## [Requirements]
Each entry in the listing below should be restated word for word.

## [Extracted data]
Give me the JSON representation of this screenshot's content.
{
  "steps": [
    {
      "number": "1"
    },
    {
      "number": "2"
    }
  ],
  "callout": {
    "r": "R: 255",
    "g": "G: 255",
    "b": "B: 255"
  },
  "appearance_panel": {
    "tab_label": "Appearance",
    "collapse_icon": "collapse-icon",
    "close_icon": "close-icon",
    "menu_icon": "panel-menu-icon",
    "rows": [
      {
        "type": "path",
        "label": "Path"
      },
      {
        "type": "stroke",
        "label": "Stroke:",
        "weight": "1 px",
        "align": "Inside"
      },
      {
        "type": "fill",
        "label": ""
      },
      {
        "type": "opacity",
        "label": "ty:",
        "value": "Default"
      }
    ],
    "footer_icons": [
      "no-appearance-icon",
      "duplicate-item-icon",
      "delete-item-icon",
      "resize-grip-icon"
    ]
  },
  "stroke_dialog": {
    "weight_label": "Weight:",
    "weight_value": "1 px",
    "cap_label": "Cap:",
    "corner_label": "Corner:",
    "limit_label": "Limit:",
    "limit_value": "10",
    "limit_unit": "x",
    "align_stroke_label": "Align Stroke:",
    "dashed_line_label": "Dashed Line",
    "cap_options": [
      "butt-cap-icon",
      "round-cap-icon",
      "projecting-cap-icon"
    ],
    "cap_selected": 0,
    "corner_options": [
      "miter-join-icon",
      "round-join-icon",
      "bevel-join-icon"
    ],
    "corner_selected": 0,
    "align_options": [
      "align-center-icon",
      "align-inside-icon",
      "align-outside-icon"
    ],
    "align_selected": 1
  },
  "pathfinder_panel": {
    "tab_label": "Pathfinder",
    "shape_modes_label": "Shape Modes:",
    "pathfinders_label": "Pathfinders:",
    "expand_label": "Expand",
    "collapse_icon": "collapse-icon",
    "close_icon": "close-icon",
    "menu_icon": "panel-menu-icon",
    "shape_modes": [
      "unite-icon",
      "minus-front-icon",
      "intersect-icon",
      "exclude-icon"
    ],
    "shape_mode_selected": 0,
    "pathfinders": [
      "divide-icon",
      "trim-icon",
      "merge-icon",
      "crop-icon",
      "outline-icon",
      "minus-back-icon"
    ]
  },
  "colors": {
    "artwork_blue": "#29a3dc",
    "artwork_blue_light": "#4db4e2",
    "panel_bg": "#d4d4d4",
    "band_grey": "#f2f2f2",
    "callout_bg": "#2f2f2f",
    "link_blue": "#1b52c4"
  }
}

## [Complete response]
Give me the JSON representation of this screenshot's content.
{
  "steps": [
    {
      "number": "1"
    },
    {
      "number": "2"
    }
  ],
  "callout": {
    "r": "R: 255",
    "g": "G: 255",
    "b": "B: 255"
  },
  "appearance_panel": {
    "tab_label": "Appearance",
    "collapse_icon": "collapse-icon",
    "close_icon": "close-icon",
    "menu_icon": "panel-menu-icon",
    "rows": [
      {
        "type": "path",
        "label": "Path"
      },
      {
        "type": "stroke",
        "label": "Stroke:",
        "weight": "1 px",
        "align": "Inside"
      },
      {
        "type": "fill",
        "label": ""
      },
      {
        "type": "opacity",
        "label": "ty:",
        "value": "Default"
      }
    ],
    "footer_icons": [
      "no-appearance-icon",
      "duplicate-item-icon",
      "delete-item-icon",
      "resize-grip-icon"
    ]
  },
  "stroke_dialog": {
    "weight_label": "Weight:",
    "weight_value": "1 px",
    "cap_label": "Cap:",
    "corner_label": "Corner:",
    "limit_label": "Limit:",
    "limit_value": "10",
    "limit_unit": "x",
    "align_stroke_label": "Align Stroke:",
    "dashed_line_label": "Dashed Line",
    "cap_options": [
      "butt-cap-icon",
      "round-cap-icon",
      "projecting-cap-icon"
    ],
    "cap_selected": 0,
    "corner_options": [
      "miter-join-icon",
      "round-join-icon",
      "bevel-join-icon"
    ],
    "corner_selected": 0,
    "align_options": [
      "align-center-icon",
      "align-inside-icon",
      "align-outside-icon"
    ],
    "align_selected": 1
  },
  "pathfinder_panel": {
    "tab_label": "Pathfinder",
    "shape_modes_label": "Shape Modes:",
    "pathfinders_label": "Pathfinders:",
    "expand_label": "Expand",
    "collapse_icon": "collapse-icon",
    "close_icon": "close-icon",
    "menu_icon": "panel-menu-icon",
    "shape_modes": [
      "unite-icon",
      "minus-front-icon",
      "intersect-icon",
      "exclude-icon"
    ],
    "shape_mode_selected": 0,
    "pathfinders": [
      "divide-icon",
      "trim-icon",
      "merge-icon",
      "crop-icon",
      "outline-icon",
      "minus-back-icon"
    ]
  },
  "colors": {
    "artwork_blue": "#29a3dc",
    "artwork_blue_light": "#4db4e2",
    "panel_bg": "#d4d4d4",
    "band_grey": "#f2f2f2",
    "callout_bg": "#2f2f2f",
    "link_blue": "#1b52c4"
  }
}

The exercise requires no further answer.